Written problem:
Identify the lines that contain the string "data" and copy all of them.

....

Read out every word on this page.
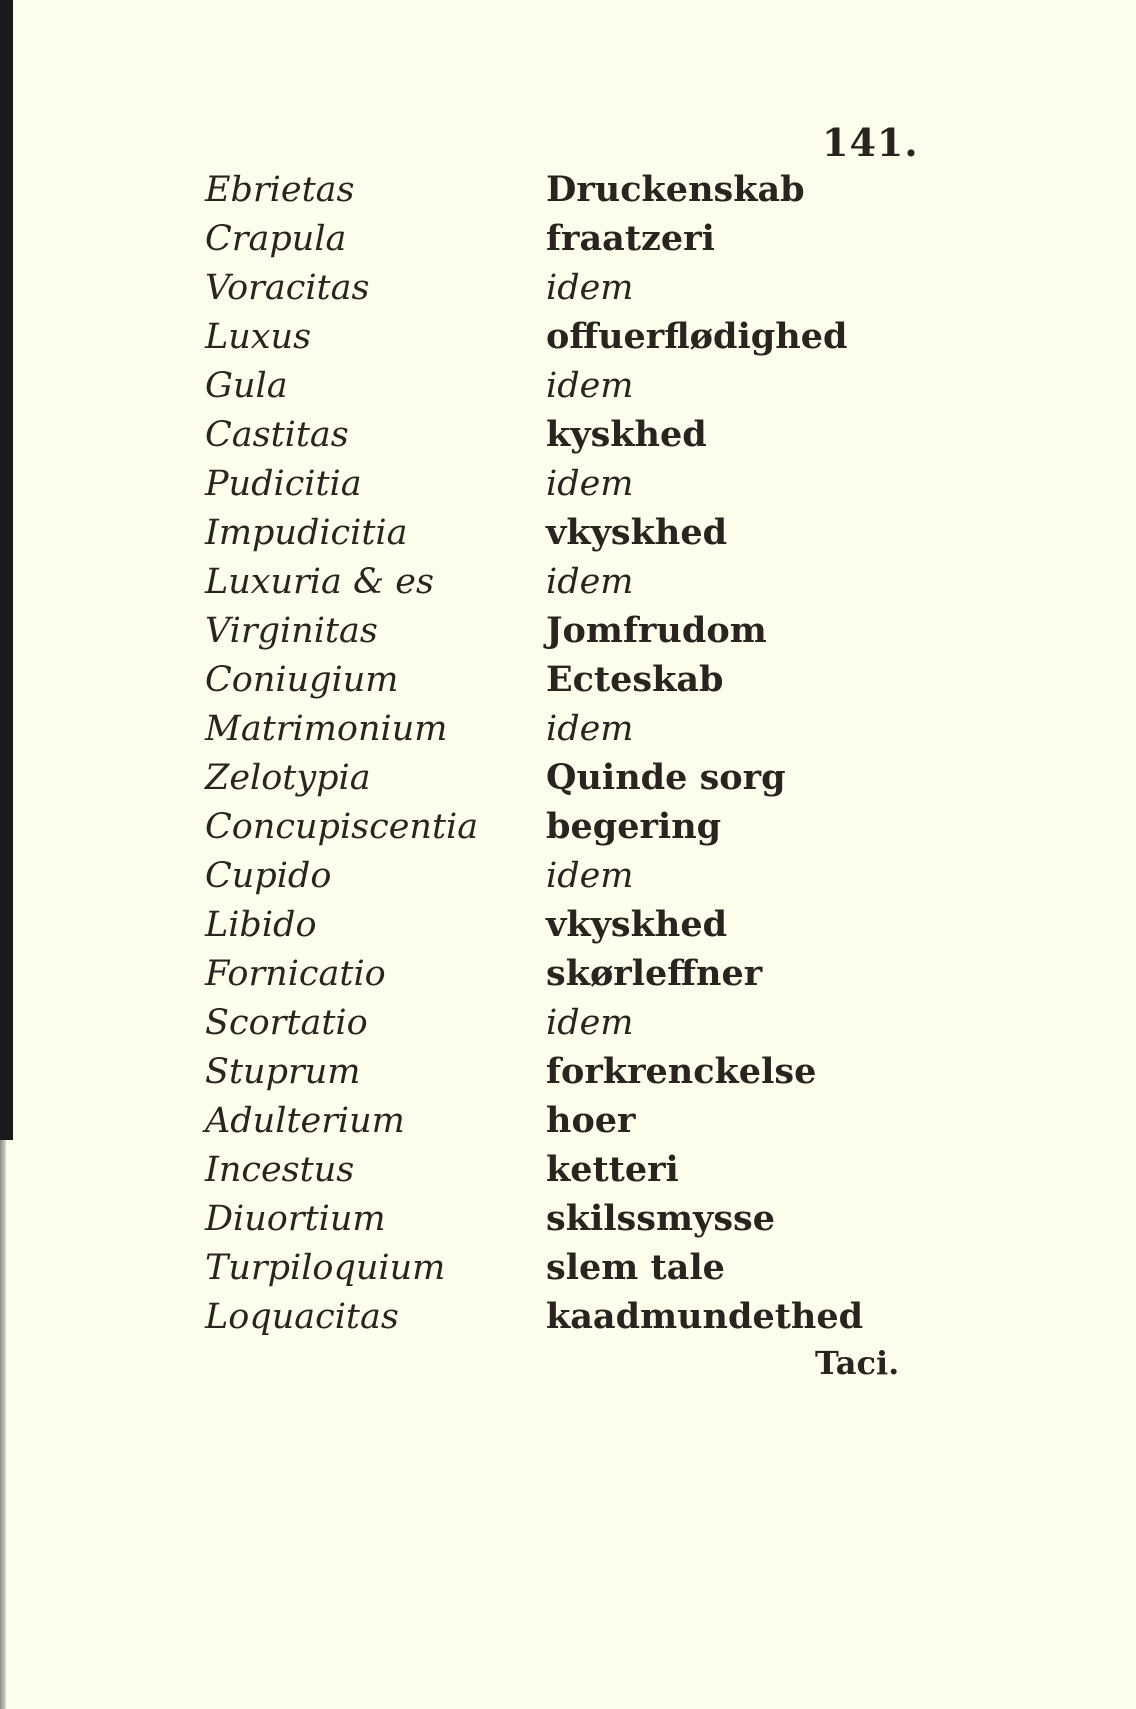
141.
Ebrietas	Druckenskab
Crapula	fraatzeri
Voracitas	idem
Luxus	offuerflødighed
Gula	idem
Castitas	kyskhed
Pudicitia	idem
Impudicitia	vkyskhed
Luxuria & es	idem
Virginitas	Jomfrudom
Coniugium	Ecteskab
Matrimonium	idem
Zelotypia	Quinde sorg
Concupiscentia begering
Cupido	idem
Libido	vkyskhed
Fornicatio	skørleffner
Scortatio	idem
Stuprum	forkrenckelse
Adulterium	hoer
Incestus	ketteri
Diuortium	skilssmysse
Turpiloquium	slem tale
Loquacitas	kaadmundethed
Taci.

....

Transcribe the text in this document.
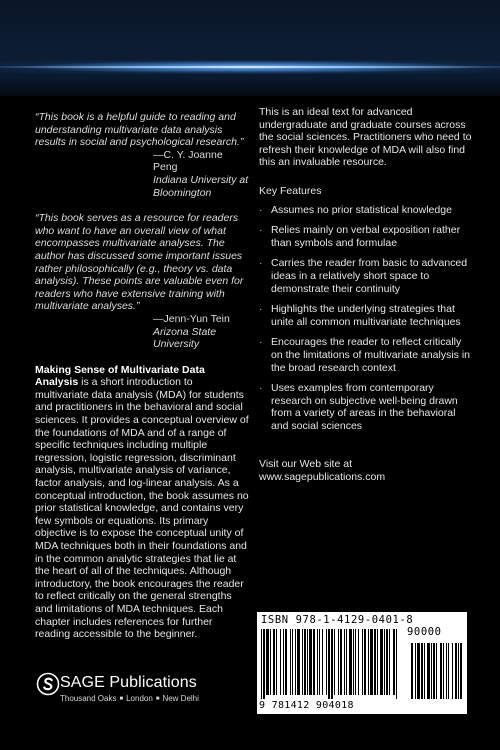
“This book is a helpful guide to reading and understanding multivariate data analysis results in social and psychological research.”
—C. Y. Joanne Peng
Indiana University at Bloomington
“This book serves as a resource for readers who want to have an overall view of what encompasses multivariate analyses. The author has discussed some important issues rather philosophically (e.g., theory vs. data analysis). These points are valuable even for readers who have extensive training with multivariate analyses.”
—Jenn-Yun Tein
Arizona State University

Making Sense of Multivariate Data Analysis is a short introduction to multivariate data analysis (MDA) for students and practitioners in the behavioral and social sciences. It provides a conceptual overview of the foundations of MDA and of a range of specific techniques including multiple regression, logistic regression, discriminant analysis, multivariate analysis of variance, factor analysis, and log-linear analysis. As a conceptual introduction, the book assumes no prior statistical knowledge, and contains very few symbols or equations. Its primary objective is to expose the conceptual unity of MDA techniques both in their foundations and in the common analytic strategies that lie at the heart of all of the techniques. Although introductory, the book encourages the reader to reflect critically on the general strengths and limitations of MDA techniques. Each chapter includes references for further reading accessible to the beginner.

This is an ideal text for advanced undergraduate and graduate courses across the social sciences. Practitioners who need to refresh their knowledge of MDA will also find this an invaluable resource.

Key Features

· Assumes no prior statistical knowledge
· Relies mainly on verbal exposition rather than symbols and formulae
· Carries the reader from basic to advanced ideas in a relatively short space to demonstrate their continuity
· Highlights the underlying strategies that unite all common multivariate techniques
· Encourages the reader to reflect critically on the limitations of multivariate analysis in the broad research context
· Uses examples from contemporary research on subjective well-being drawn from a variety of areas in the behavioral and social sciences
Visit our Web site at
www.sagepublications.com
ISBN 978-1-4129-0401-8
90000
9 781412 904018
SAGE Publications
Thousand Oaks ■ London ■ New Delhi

....

Expected answer:
“This book is a helpful guide to reading and understanding multivariate data analysis results in social and psychological research.”
“This book serves as a resource for readers who want to have an overall view of what encompasses multivariate analyses. The author has discussed some important issues rather philosophically (e.g., theory vs. data analysis). These points are valuable even for readers who have extensive training with multivariate analyses.”
Making Sense of Multivariate Data Analysis is a short introduction to multivariate data analysis (MDA) for students and practitioners in the behavioral and social sciences. It provides a conceptual overview of the foundations of MDA and of a range of specific techniques including multiple regression, logistic regression, discriminant analysis, multivariate analysis of variance, factor analysis, and log-linear analysis. As a conceptual introduction, the book assumes no prior statistical knowledge, and contains very few symbols or equations. Its primary objective is to expose the conceptual unity of MDA techniques both in their foundations and in the common analytic strategies that lie at the heart of all of the techniques. Although introductory, the book encourages the reader to reflect critically on the general strengths and limitations of MDA techniques. Each chapter includes references for further reading accessible to the beginner.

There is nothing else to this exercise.